WHAT THE TASK REQUIRES. Scan the data below for the string "presenteras". Show every line where it turns up.

Saved data entries:
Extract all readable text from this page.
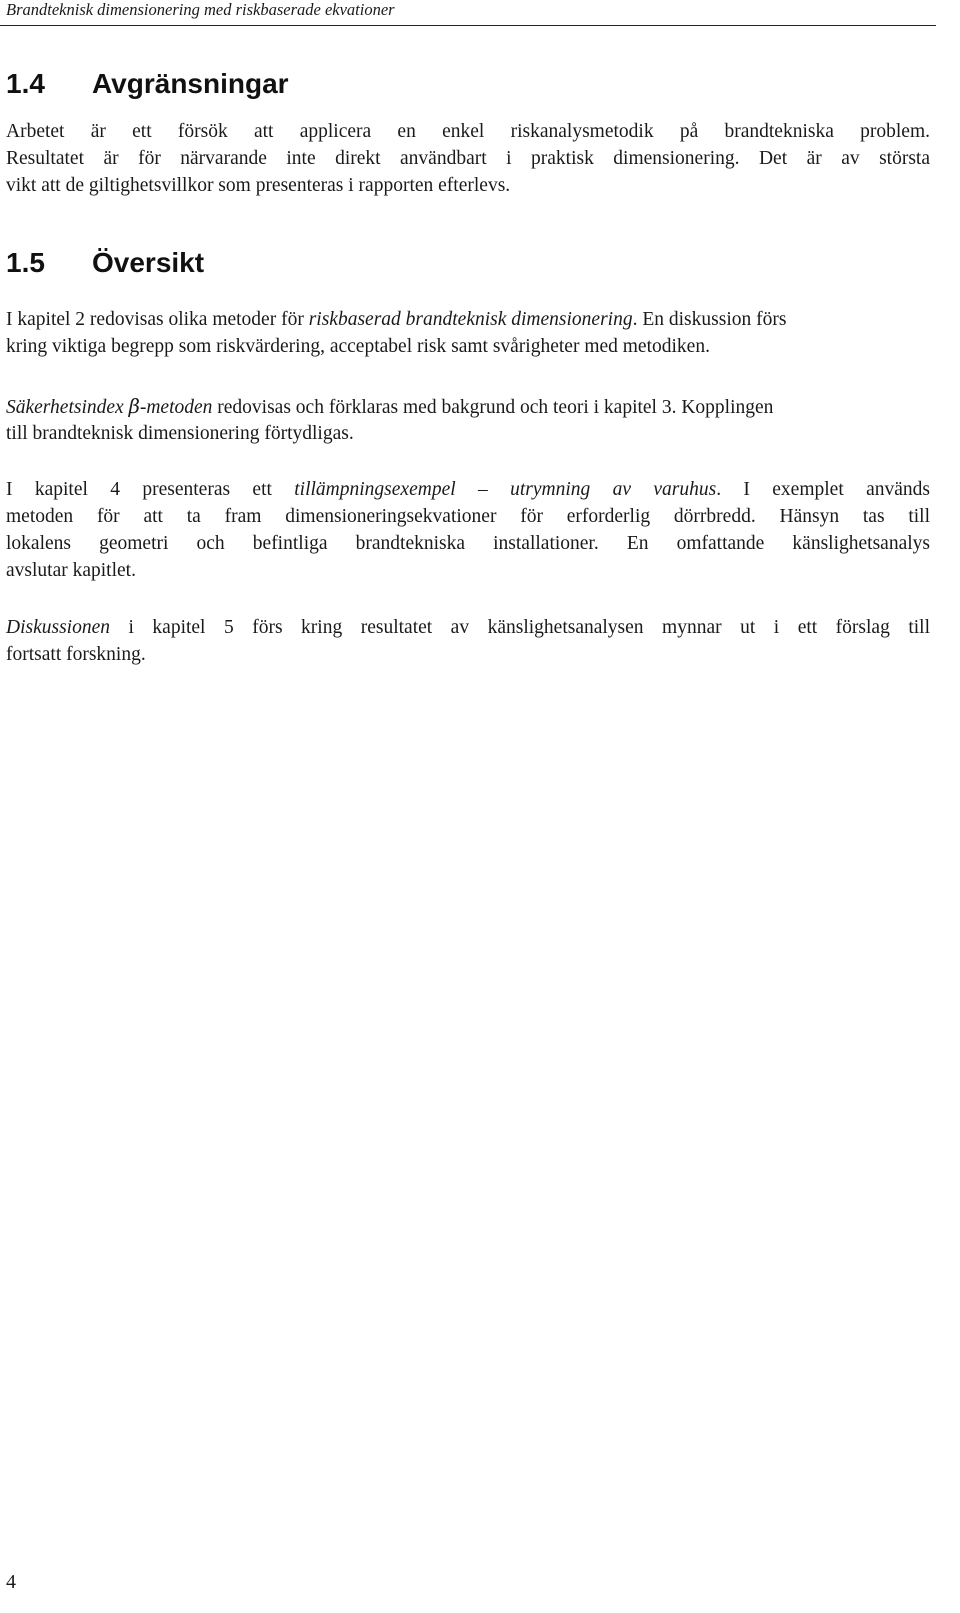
Brandteknisk dimensionering med riskbaserade ekvationer
1.4 Avgränsningar
Arbetet är ett försök att applicera en enkel riskanalysmetodik på brandtekniska problem.
Resultatet är för närvarande inte direkt användbart i praktisk dimensionering. Det är av största
vikt att de giltighetsvillkor som presenteras i rapporten efterlevs.
1.5 Översikt
I kapitel 2 redovisas olika metoder för riskbaserad brandteknisk dimensionering. En diskussion förs
kring viktiga begrepp som riskvärdering, acceptabel risk samt svårigheter med metodiken.
Säkerhetsindex β-metoden redovisas och förklaras med bakgrund och teori i kapitel 3. Kopplingen
till brandteknisk dimensionering förtydligas.
I kapitel 4 presenteras ett tillämpningsexempel – utrymning av varuhus. I exemplet används
metoden för att ta fram dimensioneringsekvationer för erforderlig dörrbredd. Hänsyn tas till
lokalens geometri och befintliga brandtekniska installationer. En omfattande känslighetsanalys
avslutar kapitlet.
Diskussionen i kapitel 5 förs kring resultatet av känslighetsanalysen mynnar ut i ett förslag till
fortsatt forskning.
4
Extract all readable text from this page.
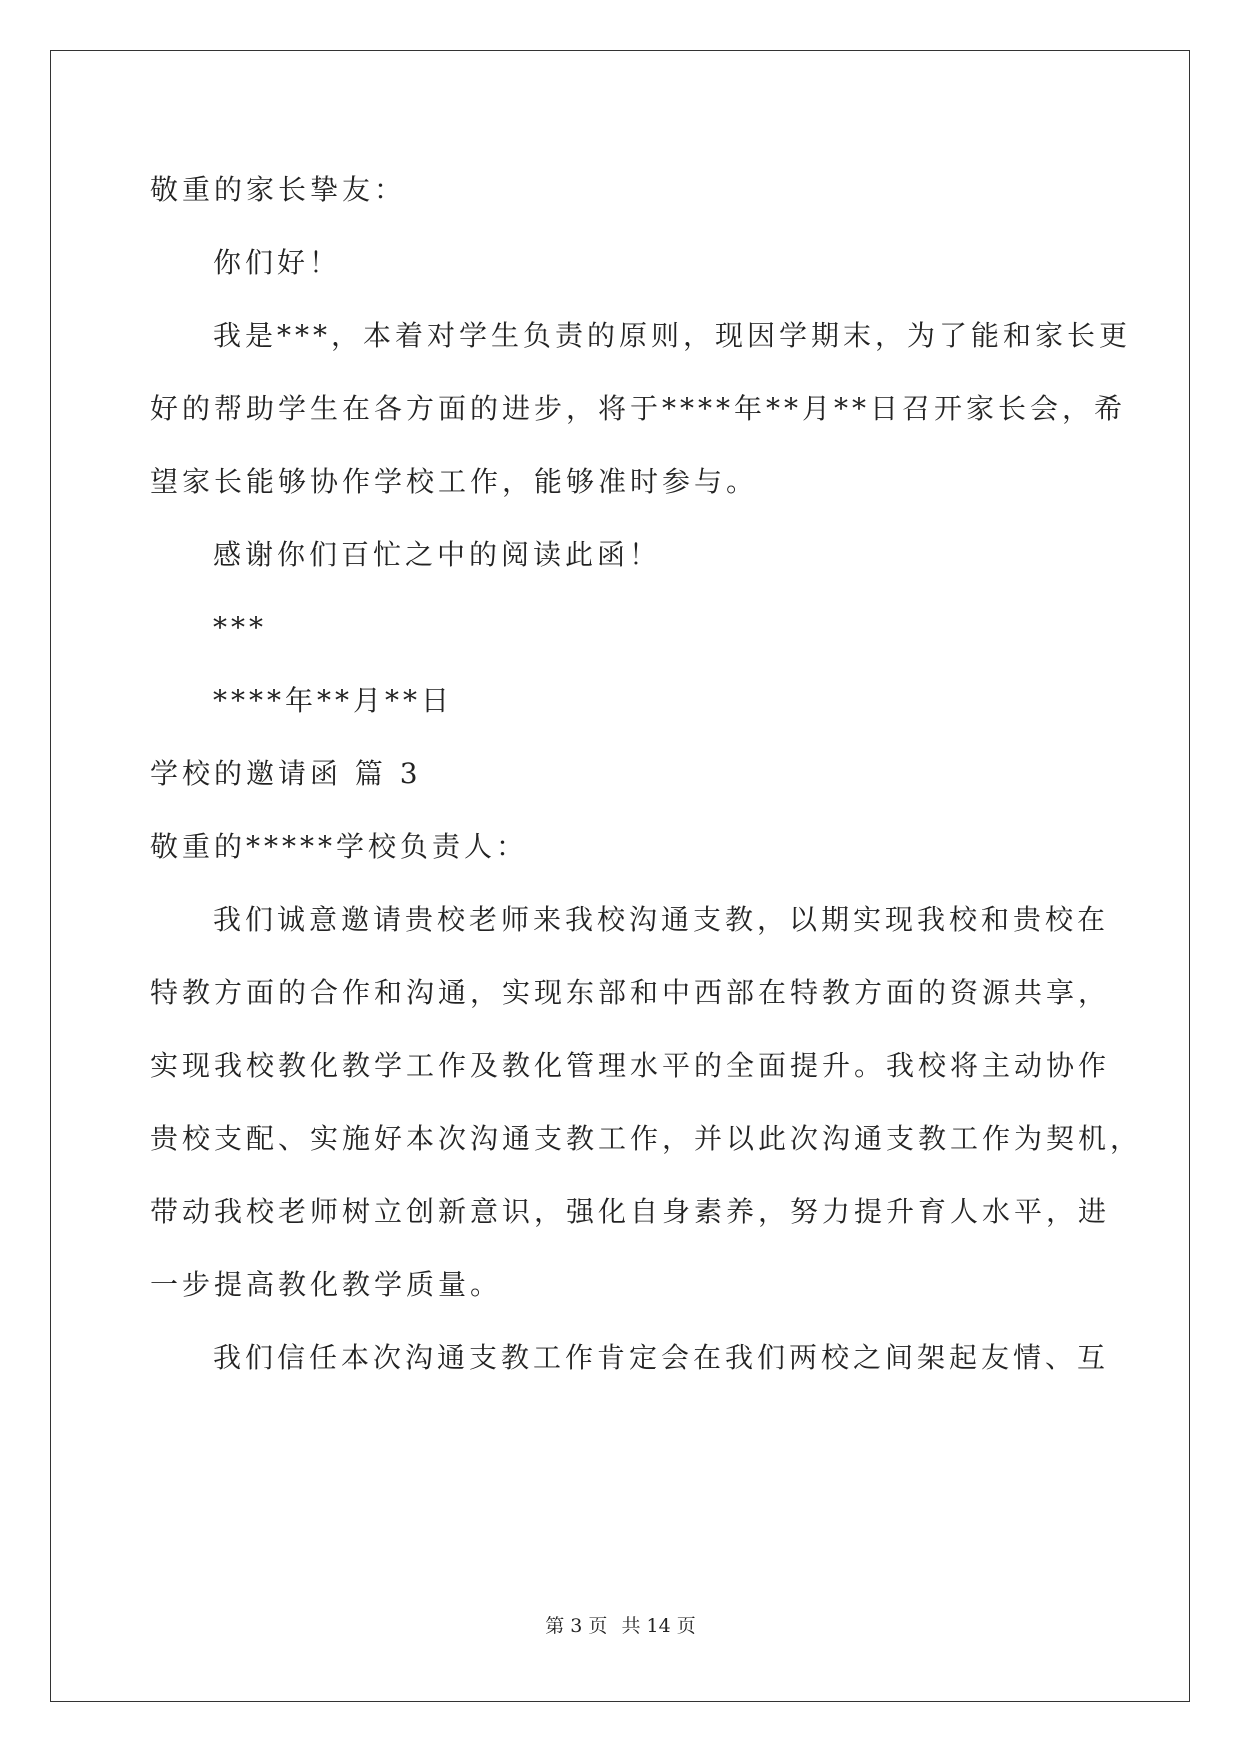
敬重的家长挚友：
你们好！
我是***，本着对学生负责的原则，现因学期末，为了能和家长更
好的帮助学生在各方面的进步，将于****年**月**日召开家长会，希
望家长能够协作学校工作，能够准时参与。
感谢你们百忙之中的阅读此函！
***
****年**月**日
学校的邀请函 篇 3
敬重的*****学校负责人：
我们诚意邀请贵校老师来我校沟通支教，以期实现我校和贵校在
特教方面的合作和沟通，实现东部和中西部在特教方面的资源共享，
实现我校教化教学工作及教化管理水平的全面提升。我校将主动协作
贵校支配、实施好本次沟通支教工作，并以此次沟通支教工作为契机，
带动我校老师树立创新意识，强化自身素养，努力提升育人水平，进
一步提高教化教学质量。
我们信任本次沟通支教工作肯定会在我们两校之间架起友情、互
第 3 页 共 14 页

WRITTEN ANSWER.
vikt att de giltighetsvillkor som presenteras i rapporten efterlevs.
I kapitel 4 presenteras ett tillämpningsexempel – utrymning av varuhus. I exemplet används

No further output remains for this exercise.